* begin *

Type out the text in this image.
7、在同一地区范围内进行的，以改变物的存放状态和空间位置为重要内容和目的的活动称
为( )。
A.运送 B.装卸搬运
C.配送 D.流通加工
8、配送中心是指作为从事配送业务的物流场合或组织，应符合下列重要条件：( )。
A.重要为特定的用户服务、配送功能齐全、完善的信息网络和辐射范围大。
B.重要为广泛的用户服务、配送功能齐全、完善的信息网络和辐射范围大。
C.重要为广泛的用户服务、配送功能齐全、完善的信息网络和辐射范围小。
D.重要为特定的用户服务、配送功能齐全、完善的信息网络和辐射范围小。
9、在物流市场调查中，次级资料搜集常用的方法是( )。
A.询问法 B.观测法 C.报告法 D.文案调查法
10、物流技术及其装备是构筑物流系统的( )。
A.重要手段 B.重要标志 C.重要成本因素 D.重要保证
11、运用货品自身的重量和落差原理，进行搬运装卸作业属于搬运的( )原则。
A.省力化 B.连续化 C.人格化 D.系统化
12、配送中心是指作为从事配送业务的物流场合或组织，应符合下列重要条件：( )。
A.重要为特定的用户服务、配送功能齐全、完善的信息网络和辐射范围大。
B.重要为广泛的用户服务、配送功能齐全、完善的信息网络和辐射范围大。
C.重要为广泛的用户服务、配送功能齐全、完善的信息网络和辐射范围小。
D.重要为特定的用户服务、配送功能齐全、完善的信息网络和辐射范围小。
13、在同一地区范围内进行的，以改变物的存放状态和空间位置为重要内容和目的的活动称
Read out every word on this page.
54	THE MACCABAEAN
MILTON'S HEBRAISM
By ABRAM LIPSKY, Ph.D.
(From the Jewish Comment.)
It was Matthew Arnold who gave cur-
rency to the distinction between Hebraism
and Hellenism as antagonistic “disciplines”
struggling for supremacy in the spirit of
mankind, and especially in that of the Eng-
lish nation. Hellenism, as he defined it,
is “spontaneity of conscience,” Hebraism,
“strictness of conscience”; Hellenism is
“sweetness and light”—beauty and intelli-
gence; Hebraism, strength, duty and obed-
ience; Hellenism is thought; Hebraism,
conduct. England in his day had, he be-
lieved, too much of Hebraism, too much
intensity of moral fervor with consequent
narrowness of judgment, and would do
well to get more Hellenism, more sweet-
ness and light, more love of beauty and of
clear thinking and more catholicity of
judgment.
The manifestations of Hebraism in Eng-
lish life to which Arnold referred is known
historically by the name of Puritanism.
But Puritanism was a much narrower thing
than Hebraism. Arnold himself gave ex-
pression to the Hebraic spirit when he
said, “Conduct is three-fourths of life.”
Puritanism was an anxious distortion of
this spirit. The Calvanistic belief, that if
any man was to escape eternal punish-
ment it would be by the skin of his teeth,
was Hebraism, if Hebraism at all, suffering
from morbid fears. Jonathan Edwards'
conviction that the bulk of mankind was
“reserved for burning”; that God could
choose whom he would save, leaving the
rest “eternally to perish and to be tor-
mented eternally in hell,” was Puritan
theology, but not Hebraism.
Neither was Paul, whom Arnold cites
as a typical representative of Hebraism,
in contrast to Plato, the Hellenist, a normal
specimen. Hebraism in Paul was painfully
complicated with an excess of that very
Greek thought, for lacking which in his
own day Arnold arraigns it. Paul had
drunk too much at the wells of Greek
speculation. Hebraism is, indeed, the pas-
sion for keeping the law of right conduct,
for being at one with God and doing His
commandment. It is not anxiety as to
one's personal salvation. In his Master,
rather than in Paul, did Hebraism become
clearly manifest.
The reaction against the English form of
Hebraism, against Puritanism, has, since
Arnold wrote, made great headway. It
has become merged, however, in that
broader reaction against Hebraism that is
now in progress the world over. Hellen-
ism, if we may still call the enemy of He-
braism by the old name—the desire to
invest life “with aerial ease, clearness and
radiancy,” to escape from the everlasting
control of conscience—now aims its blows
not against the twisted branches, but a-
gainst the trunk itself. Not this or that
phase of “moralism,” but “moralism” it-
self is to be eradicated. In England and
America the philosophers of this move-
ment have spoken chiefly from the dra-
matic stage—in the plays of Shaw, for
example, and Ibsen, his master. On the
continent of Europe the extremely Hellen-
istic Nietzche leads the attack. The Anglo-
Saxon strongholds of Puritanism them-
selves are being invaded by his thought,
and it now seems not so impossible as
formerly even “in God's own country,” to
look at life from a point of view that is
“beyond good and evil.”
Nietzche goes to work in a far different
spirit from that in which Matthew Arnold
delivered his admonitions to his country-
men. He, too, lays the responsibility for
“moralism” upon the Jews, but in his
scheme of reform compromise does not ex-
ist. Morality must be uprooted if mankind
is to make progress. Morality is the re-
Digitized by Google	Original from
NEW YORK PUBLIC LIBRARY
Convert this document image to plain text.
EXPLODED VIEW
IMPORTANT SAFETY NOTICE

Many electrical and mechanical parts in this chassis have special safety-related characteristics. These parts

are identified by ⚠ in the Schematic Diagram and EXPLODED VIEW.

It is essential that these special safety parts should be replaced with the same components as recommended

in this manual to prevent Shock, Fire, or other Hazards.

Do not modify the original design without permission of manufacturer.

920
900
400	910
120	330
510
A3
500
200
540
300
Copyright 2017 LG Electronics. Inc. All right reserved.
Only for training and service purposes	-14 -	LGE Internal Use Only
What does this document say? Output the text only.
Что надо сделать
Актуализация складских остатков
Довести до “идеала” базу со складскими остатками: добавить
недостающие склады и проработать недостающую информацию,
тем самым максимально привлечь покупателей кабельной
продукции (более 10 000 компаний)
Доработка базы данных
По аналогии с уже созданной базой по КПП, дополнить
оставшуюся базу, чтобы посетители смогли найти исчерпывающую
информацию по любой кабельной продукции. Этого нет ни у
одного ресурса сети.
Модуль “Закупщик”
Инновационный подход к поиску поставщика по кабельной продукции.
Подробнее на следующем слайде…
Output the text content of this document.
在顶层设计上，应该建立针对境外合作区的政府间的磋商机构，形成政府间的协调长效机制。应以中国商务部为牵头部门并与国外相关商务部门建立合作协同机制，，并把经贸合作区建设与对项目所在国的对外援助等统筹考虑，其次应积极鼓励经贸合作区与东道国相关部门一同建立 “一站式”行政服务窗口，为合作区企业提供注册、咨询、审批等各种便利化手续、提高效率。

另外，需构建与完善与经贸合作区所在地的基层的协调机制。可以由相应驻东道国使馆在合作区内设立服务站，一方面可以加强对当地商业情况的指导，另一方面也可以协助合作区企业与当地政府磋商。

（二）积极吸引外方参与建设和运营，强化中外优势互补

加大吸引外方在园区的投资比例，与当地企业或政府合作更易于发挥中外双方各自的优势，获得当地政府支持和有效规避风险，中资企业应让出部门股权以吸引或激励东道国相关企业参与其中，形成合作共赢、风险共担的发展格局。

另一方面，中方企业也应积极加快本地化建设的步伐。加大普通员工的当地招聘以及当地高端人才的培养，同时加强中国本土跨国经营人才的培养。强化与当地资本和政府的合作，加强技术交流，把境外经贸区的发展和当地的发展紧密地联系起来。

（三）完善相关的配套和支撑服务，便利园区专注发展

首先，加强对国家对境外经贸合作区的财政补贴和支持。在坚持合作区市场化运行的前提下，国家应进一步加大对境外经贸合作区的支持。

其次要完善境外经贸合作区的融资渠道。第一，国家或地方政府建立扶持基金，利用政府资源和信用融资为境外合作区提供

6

* end *

Exercise requirements:
Please reproduce the entire listing, exactly as shown.

Problem solution:
Type out the text in this image.
7、在同一地区范围内进行的，以改变物的存放状态和空间位置为重要内容和目的的活动称
为( )。
A.运送 B.装卸搬运
C.配送 D.流通加工
8、配送中心是指作为从事配送业务的物流场合或组织，应符合下列重要条件：( )。
A.重要为特定的用户服务、配送功能齐全、完善的信息网络和辐射范围大。
B.重要为广泛的用户服务、配送功能齐全、完善的信息网络和辐射范围大。
C.重要为广泛的用户服务、配送功能齐全、完善的信息网络和辐射范围小。
D.重要为特定的用户服务、配送功能齐全、完善的信息网络和辐射范围小。
9、在物流市场调查中，次级资料搜集常用的方法是( )。
A.询问法 B.观测法 C.报告法 D.文案调查法
10、物流技术及其装备是构筑物流系统的( )。
A.重要手段 B.重要标志 C.重要成本因素 D.重要保证
11、运用货品自身的重量和落差原理，进行搬运装卸作业属于搬运的( )原则。
A.省力化 B.连续化 C.人格化 D.系统化
12、配送中心是指作为从事配送业务的物流场合或组织，应符合下列重要条件：( )。
A.重要为特定的用户服务、配送功能齐全、完善的信息网络和辐射范围大。
B.重要为广泛的用户服务、配送功能齐全、完善的信息网络和辐射范围大。
C.重要为广泛的用户服务、配送功能齐全、完善的信息网络和辐射范围小。
D.重要为特定的用户服务、配送功能齐全、完善的信息网络和辐射范围小。
13、在同一地区范围内进行的，以改变物的存放状态和空间位置为重要内容和目的的活动称
Read out every word on this page.
54	THE MACCABAEAN
MILTON'S HEBRAISM
By ABRAM LIPSKY, Ph.D.
(From the Jewish Comment.)
It was Matthew Arnold who gave cur-
rency to the distinction between Hebraism
and Hellenism as antagonistic “disciplines”
struggling for supremacy in the spirit of
mankind, and especially in that of the Eng-
lish nation. Hellenism, as he defined it,
is “spontaneity of conscience,” Hebraism,
“strictness of conscience”; Hellenism is
“sweetness and light”—beauty and intelli-
gence; Hebraism, strength, duty and obed-
ience; Hellenism is thought; Hebraism,
conduct. England in his day had, he be-
lieved, too much of Hebraism, too much
intensity of moral fervor with consequent
narrowness of judgment, and would do
well to get more Hellenism, more sweet-
ness and light, more love of beauty and of
clear thinking and more catholicity of
judgment.
The manifestations of Hebraism in Eng-
lish life to which Arnold referred is known
historically by the name of Puritanism.
But Puritanism was a much narrower thing
than Hebraism. Arnold himself gave ex-
pression to the Hebraic spirit when he
said, “Conduct is three-fourths of life.”
Puritanism was an anxious distortion of
this spirit. The Calvanistic belief, that if
any man was to escape eternal punish-
ment it would be by the skin of his teeth,
was Hebraism, if Hebraism at all, suffering
from morbid fears. Jonathan Edwards'
conviction that the bulk of mankind was
“reserved for burning”; that God could
choose whom he would save, leaving the
rest “eternally to perish and to be tor-
mented eternally in hell,” was Puritan
theology, but not Hebraism.
Neither was Paul, whom Arnold cites
as a typical representative of Hebraism,
in contrast to Plato, the Hellenist, a normal
specimen. Hebraism in Paul was painfully
complicated with an excess of that very
Greek thought, for lacking which in his
own day Arnold arraigns it. Paul had
drunk too much at the wells of Greek
speculation. Hebraism is, indeed, the pas-
sion for keeping the law of right conduct,
for being at one with God and doing His
commandment. It is not anxiety as to
one's personal salvation. In his Master,
rather than in Paul, did Hebraism become
clearly manifest.
The reaction against the English form of
Hebraism, against Puritanism, has, since
Arnold wrote, made great headway. It
has become merged, however, in that
broader reaction against Hebraism that is
now in progress the world over. Hellen-
ism, if we may still call the enemy of He-
braism by the old name—the desire to
invest life “with aerial ease, clearness and
radiancy,” to escape from the everlasting
control of conscience—now aims its blows
not against the twisted branches, but a-
gainst the trunk itself. Not this or that
phase of “moralism,” but “moralism” it-
self is to be eradicated. In England and
America the philosophers of this move-
ment have spoken chiefly from the dra-
matic stage—in the plays of Shaw, for
example, and Ibsen, his master. On the
continent of Europe the extremely Hellen-
istic Nietzche leads the attack. The Anglo-
Saxon strongholds of Puritanism them-
selves are being invaded by his thought,
and it now seems not so impossible as
formerly even “in God's own country,” to
look at life from a point of view that is
“beyond good and evil.”
Nietzche goes to work in a far different
spirit from that in which Matthew Arnold
delivered his admonitions to his country-
men. He, too, lays the responsibility for
“moralism” upon the Jews, but in his
scheme of reform compromise does not ex-
ist. Morality must be uprooted if mankind
is to make progress. Morality is the re-
Digitized by Google	Original from
NEW YORK PUBLIC LIBRARY
Convert this document image to plain text.
EXPLODED VIEW
IMPORTANT SAFETY NOTICE

Many electrical and mechanical parts in this chassis have special safety-related characteristics. These parts

are identified by ⚠ in the Schematic Diagram and EXPLODED VIEW.

It is essential that these special safety parts should be replaced with the same components as recommended

in this manual to prevent Shock, Fire, or other Hazards.

Do not modify the original design without permission of manufacturer.

920
900
400	910
120	330
510
A3
500
200
540
300
Copyright 2017 LG Electronics. Inc. All right reserved.
Only for training and service purposes	-14 -	LGE Internal Use Only
What does this document say? Output the text only.
Что надо сделать
Актуализация складских остатков
Довести до “идеала” базу со складскими остатками: добавить
недостающие склады и проработать недостающую информацию,
тем самым максимально привлечь покупателей кабельной
продукции (более 10 000 компаний)
Доработка базы данных
По аналогии с уже созданной базой по КПП, дополнить
оставшуюся базу, чтобы посетители смогли найти исчерпывающую
информацию по любой кабельной продукции. Этого нет ни у
одного ресурса сети.
Модуль “Закупщик”
Инновационный подход к поиску поставщика по кабельной продукции.
Подробнее на следующем слайде…
Output the text content of this document.
在顶层设计上，应该建立针对境外合作区的政府间的磋商机构，形成政府间的协调长效机制。应以中国商务部为牵头部门并与国外相关商务部门建立合作协同机制，，并把经贸合作区建设与对项目所在国的对外援助等统筹考虑，其次应积极鼓励经贸合作区与东道国相关部门一同建立 “一站式”行政服务窗口，为合作区企业提供注册、咨询、审批等各种便利化手续、提高效率。

另外，需构建与完善与经贸合作区所在地的基层的协调机制。可以由相应驻东道国使馆在合作区内设立服务站，一方面可以加强对当地商业情况的指导，另一方面也可以协助合作区企业与当地政府磋商。

（二）积极吸引外方参与建设和运营，强化中外优势互补

加大吸引外方在园区的投资比例，与当地企业或政府合作更易于发挥中外双方各自的优势，获得当地政府支持和有效规避风险，中资企业应让出部门股权以吸引或激励东道国相关企业参与其中，形成合作共赢、风险共担的发展格局。

另一方面，中方企业也应积极加快本地化建设的步伐。加大普通员工的当地招聘以及当地高端人才的培养，同时加强中国本土跨国经营人才的培养。强化与当地资本和政府的合作，加强技术交流，把境外经贸区的发展和当地的发展紧密地联系起来。

（三）完善相关的配套和支撑服务，便利园区专注发展

首先，加强对国家对境外经贸合作区的财政补贴和支持。在坚持合作区市场化运行的前提下，国家应进一步加大对境外经贸合作区的支持。

其次要完善境外经贸合作区的融资渠道。第一，国家或地方政府建立扶持基金，利用政府资源和信用融资为境外合作区提供

6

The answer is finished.